(Stored data)
○ ○ ○

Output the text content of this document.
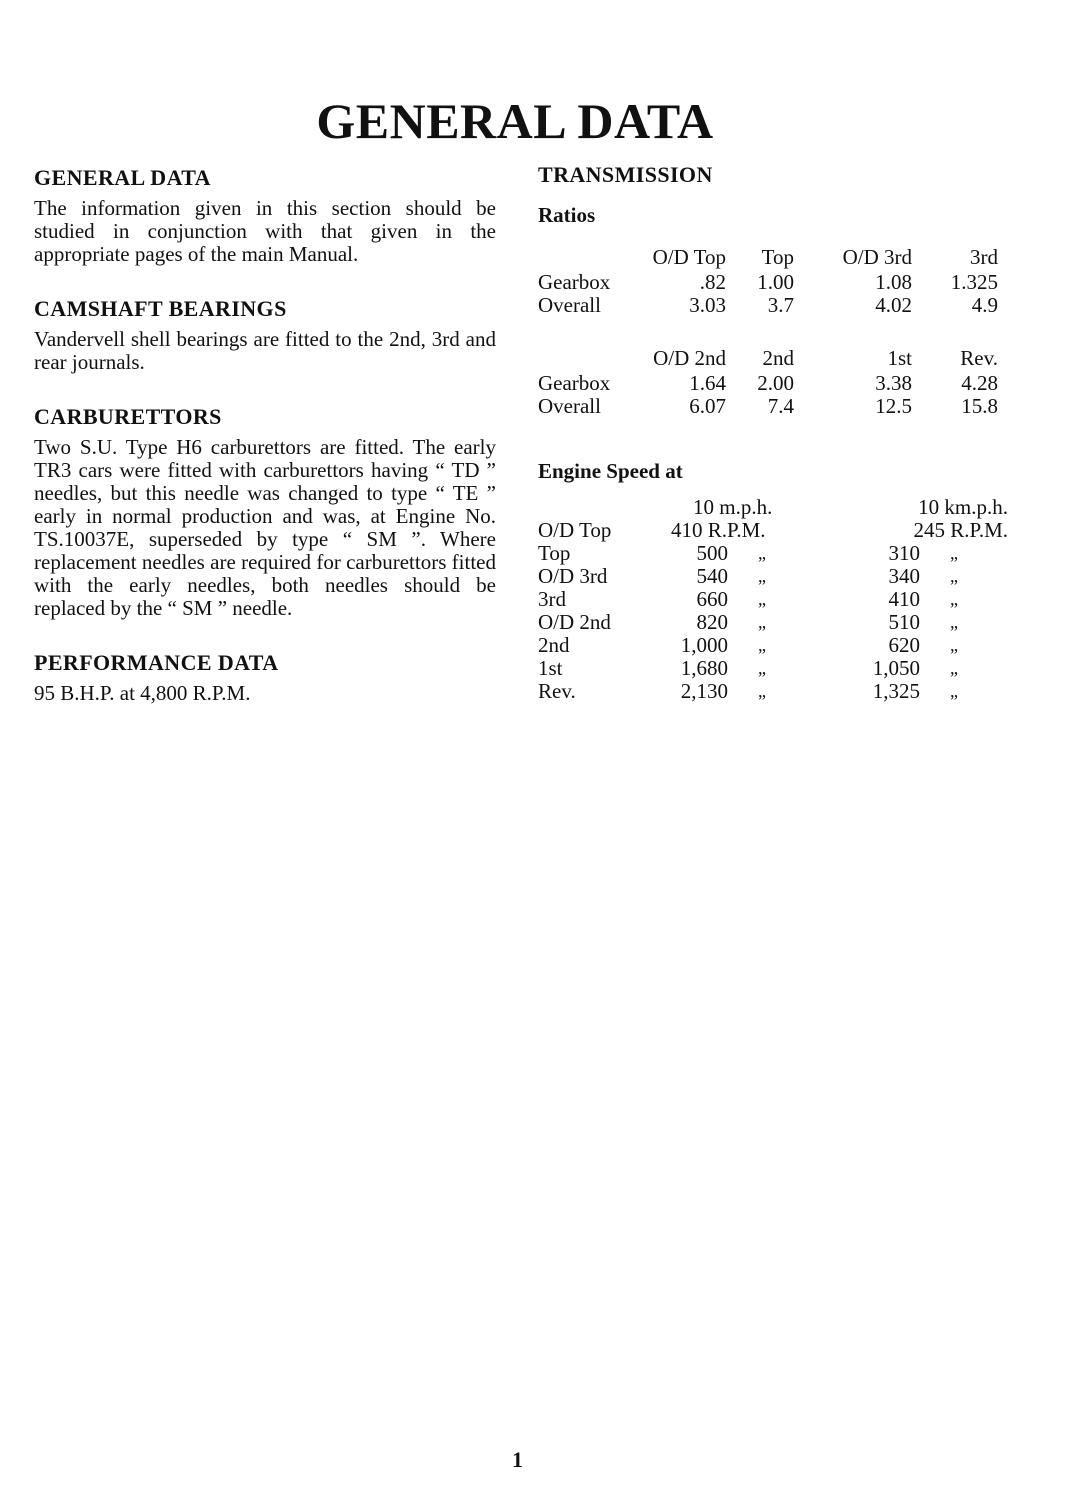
GENERAL DATA
GENERAL DATA

The information given in this section should be studied in conjunction with that given in the appropriate pages of the main Manual.

CAMSHAFT BEARINGS

Vandervell shell bearings are fitted to the 2nd, 3rd and rear journals.

CARBURETTORS

Two S.U. Type H6 carburettors are fitted. The early TR3 cars were fitted with carburettors having “ TD ” needles, but this needle was changed to type “ TE ” early in normal production and was, at Engine No. TS.10037E, superseded by type “ SM ”. Where replacement needles are required for carburettors fitted with the early needles, both needles should be replaced by the “ SM ” needle.

PERFORMANCE DATA

95 B.H.P. at 4,800 R.P.M.

TRANSMISSION
Ratios
	O/D Top	Top	O/D 3rd	3rd
Gearbox	.82	1.00	1.08	1.325
Overall	3.03	3.7	4.02	4.9
	O/D 2nd	2nd	1st	Rev.
Gearbox	1.64	2.00	3.38	4.28
Overall	6.07	7.4	12.5	15.8
Engine Speed at
	10 m.p.h.		10 km.p.h.	
O/D Top	410 R.P.M.		245 R.P.M.	
Top	500	„	310	„
O/D 3rd	540	„	340	„
3rd	660	„	410	„
O/D 2nd	820	„	510	„
2nd	1,000	„	620	„
1st	1,680	„	1,050	„
Rev.	2,130	„	1,325	„
1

○ ○ ○

WHAT IS NEEDED - Omit every image. Quote each record exactly.

TASK RESPONSE -
Output the text content of this document.
GENERAL DATA
GENERAL DATA

The information given in this section should be studied in conjunction with that given in the appropriate pages of the main Manual.

CAMSHAFT BEARINGS

Vandervell shell bearings are fitted to the 2nd, 3rd and rear journals.

CARBURETTORS

Two S.U. Type H6 carburettors are fitted. The early TR3 cars were fitted with carburettors having “ TD ” needles, but this needle was changed to type “ TE ” early in normal production and was, at Engine No. TS.10037E, superseded by type “ SM ”. Where replacement needles are required for carburettors fitted with the early needles, both needles should be replaced by the “ SM ” needle.

PERFORMANCE DATA

95 B.H.P. at 4,800 R.P.M.

TRANSMISSION
Ratios
	O/D Top	Top	O/D 3rd	3rd
Gearbox	.82	1.00	1.08	1.325
Overall	3.03	3.7	4.02	4.9
	O/D 2nd	2nd	1st	Rev.
Gearbox	1.64	2.00	3.38	4.28
Overall	6.07	7.4	12.5	15.8
Engine Speed at
	10 m.p.h.		10 km.p.h.	
O/D Top	410 R.P.M.		245 R.P.M.	
Top	500	„	310	„
O/D 3rd	540	„	340	„
3rd	660	„	410	„
O/D 2nd	820	„	510	„
2nd	1,000	„	620	„
1st	1,680	„	1,050	„
Rev.	2,130	„	1,325	„
1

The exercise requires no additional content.